[Structured figure records]
■ ■ ■ ■

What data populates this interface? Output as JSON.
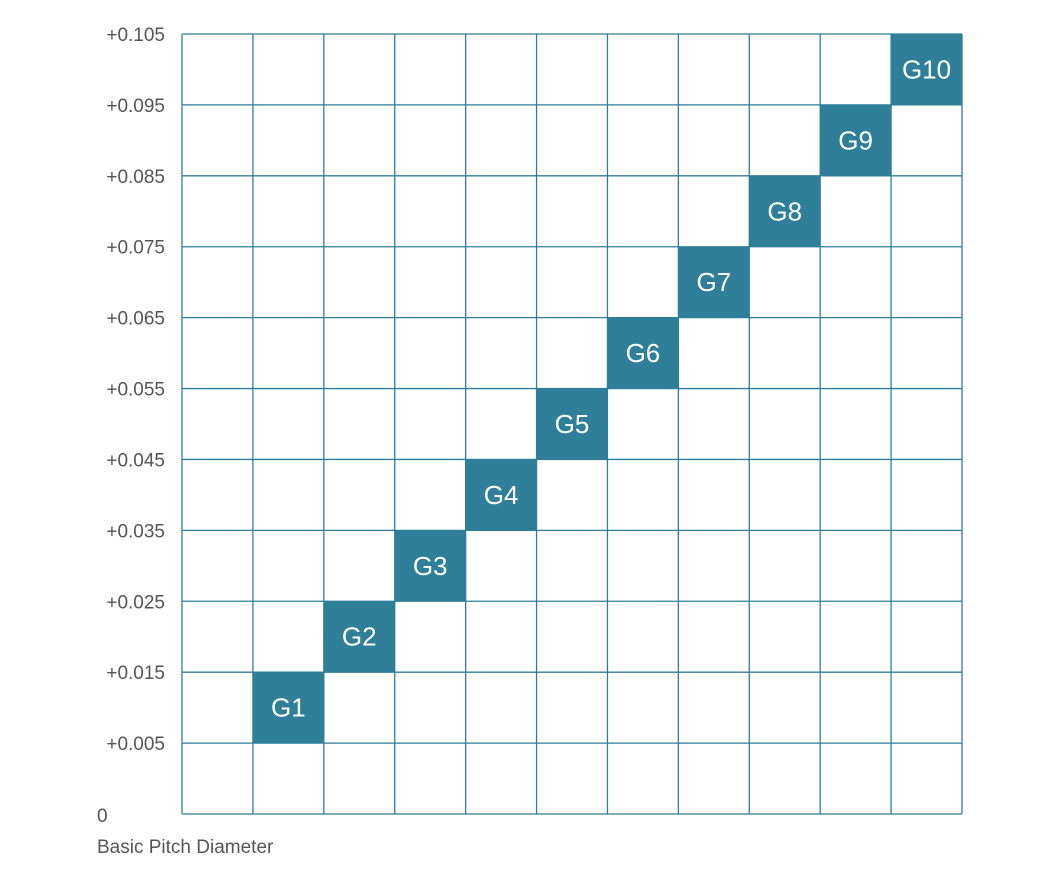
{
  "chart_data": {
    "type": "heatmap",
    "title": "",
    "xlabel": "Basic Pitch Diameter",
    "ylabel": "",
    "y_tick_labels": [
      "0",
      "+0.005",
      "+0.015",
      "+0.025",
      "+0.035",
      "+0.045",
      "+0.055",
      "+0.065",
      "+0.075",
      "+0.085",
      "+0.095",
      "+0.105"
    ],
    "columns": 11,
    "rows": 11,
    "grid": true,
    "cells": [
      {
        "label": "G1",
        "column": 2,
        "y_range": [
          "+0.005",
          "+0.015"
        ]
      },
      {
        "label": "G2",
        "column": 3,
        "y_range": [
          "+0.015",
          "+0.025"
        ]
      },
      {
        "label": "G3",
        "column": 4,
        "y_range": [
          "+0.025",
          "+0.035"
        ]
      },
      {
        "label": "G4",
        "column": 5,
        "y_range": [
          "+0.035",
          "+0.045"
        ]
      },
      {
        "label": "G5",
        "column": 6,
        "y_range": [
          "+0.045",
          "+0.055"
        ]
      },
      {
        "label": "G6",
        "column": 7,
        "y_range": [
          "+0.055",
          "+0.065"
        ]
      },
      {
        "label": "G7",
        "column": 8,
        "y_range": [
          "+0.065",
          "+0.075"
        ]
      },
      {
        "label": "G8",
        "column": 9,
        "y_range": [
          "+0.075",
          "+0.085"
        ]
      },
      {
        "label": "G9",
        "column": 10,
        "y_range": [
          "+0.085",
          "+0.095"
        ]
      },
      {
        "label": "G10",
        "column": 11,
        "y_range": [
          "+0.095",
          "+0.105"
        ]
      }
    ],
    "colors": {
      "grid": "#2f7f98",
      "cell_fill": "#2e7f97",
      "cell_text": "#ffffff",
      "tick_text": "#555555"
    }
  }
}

■ ■ ■ ■

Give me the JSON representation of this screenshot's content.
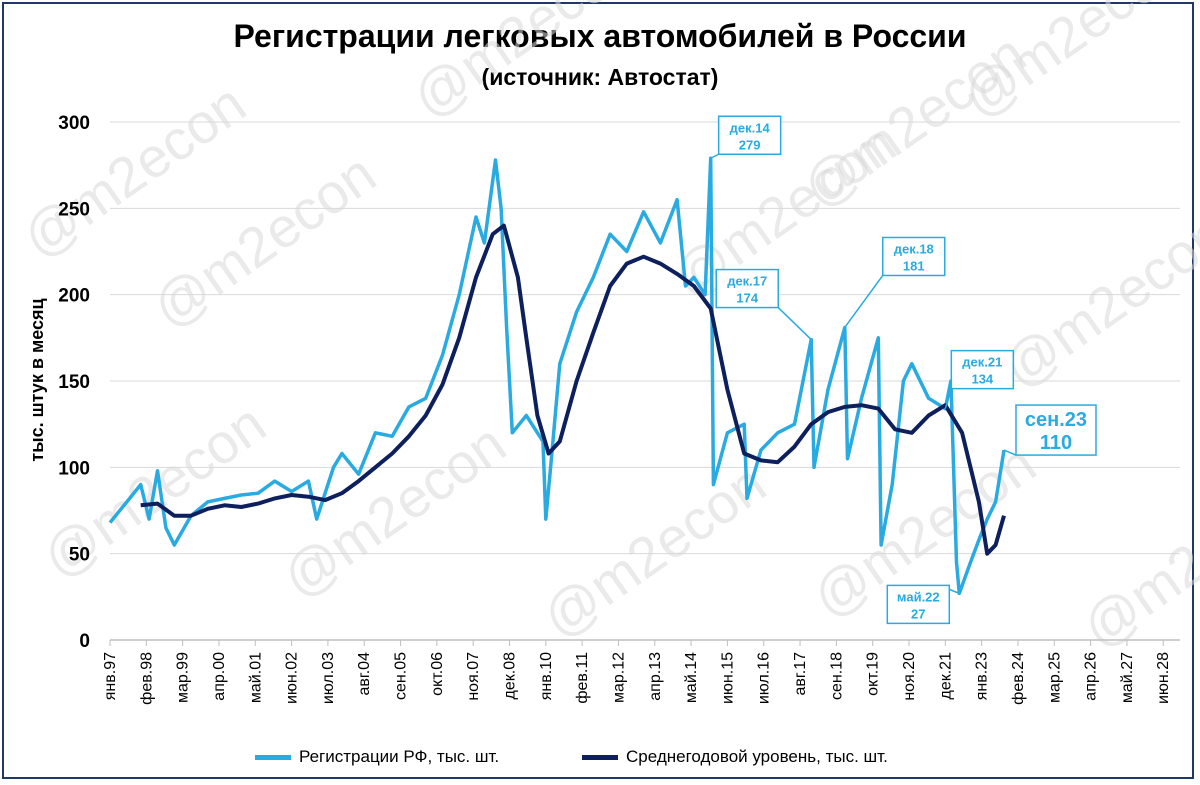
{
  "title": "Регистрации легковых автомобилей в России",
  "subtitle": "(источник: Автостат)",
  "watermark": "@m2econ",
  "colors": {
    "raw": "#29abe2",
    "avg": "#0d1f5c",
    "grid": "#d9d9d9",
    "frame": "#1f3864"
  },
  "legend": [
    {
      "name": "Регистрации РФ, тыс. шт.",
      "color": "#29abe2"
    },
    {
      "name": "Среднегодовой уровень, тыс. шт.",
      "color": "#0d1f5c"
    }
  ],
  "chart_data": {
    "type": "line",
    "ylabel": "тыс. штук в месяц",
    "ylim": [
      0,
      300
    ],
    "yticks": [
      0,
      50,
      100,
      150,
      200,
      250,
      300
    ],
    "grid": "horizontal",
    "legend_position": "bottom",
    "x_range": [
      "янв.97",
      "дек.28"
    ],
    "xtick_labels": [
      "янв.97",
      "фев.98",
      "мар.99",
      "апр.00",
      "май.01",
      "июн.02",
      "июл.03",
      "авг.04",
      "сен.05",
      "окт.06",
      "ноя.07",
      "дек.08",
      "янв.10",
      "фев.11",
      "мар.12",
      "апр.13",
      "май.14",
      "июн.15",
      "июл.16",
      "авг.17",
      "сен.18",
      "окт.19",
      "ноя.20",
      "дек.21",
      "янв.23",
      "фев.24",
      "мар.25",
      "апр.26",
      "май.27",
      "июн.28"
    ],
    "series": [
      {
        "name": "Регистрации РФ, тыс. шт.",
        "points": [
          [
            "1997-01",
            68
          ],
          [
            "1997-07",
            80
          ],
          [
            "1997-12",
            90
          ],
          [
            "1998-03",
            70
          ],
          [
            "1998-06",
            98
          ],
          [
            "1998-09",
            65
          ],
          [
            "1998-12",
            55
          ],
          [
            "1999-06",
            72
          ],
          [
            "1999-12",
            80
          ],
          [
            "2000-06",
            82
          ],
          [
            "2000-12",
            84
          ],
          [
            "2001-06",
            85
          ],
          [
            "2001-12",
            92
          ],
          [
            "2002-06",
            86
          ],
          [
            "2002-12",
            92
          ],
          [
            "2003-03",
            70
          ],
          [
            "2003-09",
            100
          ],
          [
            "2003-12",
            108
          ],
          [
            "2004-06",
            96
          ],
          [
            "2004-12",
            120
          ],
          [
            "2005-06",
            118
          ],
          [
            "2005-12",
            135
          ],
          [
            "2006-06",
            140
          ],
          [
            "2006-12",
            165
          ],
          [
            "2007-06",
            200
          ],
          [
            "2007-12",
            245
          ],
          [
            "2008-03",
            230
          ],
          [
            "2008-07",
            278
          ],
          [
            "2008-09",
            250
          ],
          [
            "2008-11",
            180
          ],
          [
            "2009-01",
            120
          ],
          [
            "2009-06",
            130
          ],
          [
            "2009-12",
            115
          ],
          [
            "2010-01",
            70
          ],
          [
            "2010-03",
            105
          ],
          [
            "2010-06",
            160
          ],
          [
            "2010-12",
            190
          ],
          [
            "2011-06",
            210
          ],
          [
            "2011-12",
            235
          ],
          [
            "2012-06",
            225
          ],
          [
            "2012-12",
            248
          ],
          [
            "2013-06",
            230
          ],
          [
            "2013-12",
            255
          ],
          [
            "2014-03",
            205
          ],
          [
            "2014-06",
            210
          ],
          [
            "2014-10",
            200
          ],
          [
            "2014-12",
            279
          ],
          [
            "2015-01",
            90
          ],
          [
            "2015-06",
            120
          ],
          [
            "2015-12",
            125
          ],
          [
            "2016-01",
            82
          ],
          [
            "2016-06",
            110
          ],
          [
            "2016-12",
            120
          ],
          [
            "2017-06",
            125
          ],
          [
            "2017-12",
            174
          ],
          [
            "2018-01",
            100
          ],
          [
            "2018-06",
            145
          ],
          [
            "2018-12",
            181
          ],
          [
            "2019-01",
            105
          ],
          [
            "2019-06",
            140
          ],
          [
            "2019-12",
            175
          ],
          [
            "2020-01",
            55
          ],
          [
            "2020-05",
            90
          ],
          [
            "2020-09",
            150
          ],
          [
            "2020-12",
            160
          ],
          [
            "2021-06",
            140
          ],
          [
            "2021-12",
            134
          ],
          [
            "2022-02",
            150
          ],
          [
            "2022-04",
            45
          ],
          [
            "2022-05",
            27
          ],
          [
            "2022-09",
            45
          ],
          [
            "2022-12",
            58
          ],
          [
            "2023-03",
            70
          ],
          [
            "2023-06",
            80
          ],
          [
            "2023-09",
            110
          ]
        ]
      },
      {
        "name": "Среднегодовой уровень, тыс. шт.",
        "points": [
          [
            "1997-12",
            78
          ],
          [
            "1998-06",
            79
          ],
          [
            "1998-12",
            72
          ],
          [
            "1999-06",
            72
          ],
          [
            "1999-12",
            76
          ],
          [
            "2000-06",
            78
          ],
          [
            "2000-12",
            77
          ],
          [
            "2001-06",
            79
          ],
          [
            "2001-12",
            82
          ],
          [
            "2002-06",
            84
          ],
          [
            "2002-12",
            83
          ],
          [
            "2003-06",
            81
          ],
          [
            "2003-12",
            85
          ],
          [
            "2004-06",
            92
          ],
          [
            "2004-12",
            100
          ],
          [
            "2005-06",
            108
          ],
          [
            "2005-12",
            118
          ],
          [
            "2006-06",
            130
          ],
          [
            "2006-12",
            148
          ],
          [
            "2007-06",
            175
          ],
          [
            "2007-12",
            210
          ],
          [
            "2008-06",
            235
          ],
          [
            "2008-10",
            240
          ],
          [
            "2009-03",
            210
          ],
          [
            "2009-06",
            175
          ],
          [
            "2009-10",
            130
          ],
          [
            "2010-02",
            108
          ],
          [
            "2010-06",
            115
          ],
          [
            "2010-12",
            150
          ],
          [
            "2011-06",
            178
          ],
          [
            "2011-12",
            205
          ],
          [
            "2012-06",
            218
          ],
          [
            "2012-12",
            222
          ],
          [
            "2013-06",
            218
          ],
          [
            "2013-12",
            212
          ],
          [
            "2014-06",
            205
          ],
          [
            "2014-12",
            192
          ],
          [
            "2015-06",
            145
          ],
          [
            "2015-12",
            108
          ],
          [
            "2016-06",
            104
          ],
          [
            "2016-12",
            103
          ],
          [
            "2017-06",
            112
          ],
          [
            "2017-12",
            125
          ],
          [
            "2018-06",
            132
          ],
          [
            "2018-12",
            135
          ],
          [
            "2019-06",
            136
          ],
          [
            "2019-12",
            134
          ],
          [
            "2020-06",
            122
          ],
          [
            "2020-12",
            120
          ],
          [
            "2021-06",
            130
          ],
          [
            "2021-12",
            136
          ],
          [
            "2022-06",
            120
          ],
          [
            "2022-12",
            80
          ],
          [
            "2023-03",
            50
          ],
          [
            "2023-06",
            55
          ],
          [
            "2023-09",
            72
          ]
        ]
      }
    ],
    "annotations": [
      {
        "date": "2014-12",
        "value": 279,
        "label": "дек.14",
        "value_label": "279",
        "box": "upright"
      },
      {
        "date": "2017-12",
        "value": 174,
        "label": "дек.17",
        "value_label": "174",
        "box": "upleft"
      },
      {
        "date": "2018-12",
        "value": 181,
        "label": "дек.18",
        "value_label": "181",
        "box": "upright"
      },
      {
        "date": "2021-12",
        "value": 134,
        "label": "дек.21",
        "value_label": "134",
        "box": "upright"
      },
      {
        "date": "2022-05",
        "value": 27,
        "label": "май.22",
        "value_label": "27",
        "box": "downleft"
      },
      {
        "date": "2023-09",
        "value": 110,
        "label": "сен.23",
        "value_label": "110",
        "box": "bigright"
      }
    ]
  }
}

■ ■ ■ ■

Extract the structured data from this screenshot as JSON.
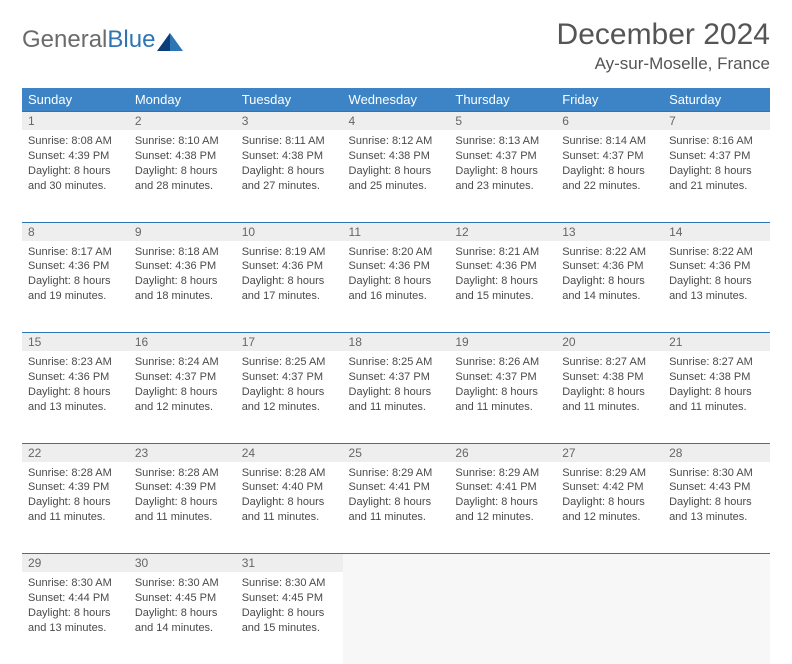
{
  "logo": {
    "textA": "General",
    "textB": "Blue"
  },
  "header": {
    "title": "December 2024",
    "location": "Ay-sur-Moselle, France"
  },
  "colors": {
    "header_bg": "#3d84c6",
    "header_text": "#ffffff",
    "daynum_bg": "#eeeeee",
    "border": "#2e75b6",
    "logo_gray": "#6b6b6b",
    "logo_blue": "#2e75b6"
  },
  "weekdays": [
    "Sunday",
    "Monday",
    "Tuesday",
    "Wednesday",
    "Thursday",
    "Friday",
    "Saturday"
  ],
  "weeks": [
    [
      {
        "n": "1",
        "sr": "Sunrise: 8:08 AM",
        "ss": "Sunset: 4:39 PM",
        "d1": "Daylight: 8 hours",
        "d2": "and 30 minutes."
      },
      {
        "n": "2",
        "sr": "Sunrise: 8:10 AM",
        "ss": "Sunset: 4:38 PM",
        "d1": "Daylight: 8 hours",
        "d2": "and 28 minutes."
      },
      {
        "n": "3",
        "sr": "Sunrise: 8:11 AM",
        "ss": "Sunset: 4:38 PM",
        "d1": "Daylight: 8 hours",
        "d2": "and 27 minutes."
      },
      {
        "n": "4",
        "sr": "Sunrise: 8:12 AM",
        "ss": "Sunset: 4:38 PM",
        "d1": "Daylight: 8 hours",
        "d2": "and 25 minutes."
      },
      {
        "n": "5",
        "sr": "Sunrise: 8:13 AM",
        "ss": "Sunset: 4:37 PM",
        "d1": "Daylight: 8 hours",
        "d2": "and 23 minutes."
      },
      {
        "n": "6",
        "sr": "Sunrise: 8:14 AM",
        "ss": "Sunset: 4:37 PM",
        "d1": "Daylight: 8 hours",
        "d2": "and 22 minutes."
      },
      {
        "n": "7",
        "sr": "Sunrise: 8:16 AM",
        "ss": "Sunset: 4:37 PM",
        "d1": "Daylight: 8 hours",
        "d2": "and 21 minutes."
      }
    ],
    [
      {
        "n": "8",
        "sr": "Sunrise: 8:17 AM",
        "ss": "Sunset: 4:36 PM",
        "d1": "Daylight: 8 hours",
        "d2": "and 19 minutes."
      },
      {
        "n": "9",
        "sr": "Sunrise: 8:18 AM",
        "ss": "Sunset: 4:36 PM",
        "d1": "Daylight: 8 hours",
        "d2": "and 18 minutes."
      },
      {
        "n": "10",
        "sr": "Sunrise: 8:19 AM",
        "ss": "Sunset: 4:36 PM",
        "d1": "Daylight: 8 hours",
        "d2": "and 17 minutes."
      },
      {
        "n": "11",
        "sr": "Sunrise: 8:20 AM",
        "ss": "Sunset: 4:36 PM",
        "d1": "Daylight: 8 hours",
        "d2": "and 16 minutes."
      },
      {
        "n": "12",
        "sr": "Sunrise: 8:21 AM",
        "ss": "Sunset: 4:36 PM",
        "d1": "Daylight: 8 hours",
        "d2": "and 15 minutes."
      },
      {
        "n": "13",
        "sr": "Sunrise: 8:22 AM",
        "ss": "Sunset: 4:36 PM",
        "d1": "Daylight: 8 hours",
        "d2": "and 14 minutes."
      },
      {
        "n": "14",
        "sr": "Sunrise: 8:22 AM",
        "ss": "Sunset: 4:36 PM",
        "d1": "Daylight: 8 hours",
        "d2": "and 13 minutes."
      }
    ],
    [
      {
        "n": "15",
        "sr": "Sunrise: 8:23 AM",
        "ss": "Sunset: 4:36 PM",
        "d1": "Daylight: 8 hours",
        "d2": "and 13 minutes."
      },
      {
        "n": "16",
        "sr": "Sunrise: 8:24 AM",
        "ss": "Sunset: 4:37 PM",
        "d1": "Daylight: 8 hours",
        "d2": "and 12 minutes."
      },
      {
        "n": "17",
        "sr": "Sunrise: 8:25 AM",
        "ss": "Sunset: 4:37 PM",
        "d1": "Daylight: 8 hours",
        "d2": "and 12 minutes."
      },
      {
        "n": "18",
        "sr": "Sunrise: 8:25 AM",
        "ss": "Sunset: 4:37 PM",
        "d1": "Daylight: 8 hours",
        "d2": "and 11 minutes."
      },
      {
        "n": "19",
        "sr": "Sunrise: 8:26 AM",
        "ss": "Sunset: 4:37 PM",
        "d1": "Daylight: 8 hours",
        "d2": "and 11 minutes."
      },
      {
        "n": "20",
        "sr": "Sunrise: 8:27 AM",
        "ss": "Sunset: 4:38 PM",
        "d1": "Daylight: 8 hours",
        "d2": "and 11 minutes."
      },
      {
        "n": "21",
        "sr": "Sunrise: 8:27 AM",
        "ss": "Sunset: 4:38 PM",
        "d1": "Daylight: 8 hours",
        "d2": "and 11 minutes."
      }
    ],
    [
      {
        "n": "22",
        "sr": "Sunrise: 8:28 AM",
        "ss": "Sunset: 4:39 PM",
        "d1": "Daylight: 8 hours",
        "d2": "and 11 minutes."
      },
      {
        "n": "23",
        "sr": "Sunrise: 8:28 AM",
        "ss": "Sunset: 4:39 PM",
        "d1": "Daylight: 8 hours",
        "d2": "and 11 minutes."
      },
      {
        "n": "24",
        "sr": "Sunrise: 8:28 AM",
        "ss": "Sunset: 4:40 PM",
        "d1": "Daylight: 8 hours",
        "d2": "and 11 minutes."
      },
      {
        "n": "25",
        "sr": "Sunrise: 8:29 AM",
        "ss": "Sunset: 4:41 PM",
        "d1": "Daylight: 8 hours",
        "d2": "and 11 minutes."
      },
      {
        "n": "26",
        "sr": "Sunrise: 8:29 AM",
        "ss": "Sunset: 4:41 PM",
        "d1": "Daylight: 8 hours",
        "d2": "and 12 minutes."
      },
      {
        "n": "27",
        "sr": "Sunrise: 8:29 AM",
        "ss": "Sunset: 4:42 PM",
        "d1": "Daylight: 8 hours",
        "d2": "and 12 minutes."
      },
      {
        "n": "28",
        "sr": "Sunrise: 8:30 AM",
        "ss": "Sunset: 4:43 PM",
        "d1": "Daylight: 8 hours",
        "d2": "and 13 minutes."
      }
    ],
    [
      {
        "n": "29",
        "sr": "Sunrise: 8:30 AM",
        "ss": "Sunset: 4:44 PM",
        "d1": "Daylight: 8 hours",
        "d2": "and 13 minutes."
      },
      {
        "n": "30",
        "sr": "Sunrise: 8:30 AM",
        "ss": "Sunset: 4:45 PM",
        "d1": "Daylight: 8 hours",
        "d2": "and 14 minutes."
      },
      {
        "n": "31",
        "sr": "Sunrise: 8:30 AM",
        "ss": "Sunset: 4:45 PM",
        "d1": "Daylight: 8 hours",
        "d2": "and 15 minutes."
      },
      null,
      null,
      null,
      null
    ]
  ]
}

■ ■ ■ ■

Written task » Collect each line holding the string "Регистрации".

The completed task »
  "title": "Регистрации легковых автомобилей в России",
      "name": "Регистрации РФ, тыс. шт.",
        "name": "Регистрации РФ, тыс. шт.",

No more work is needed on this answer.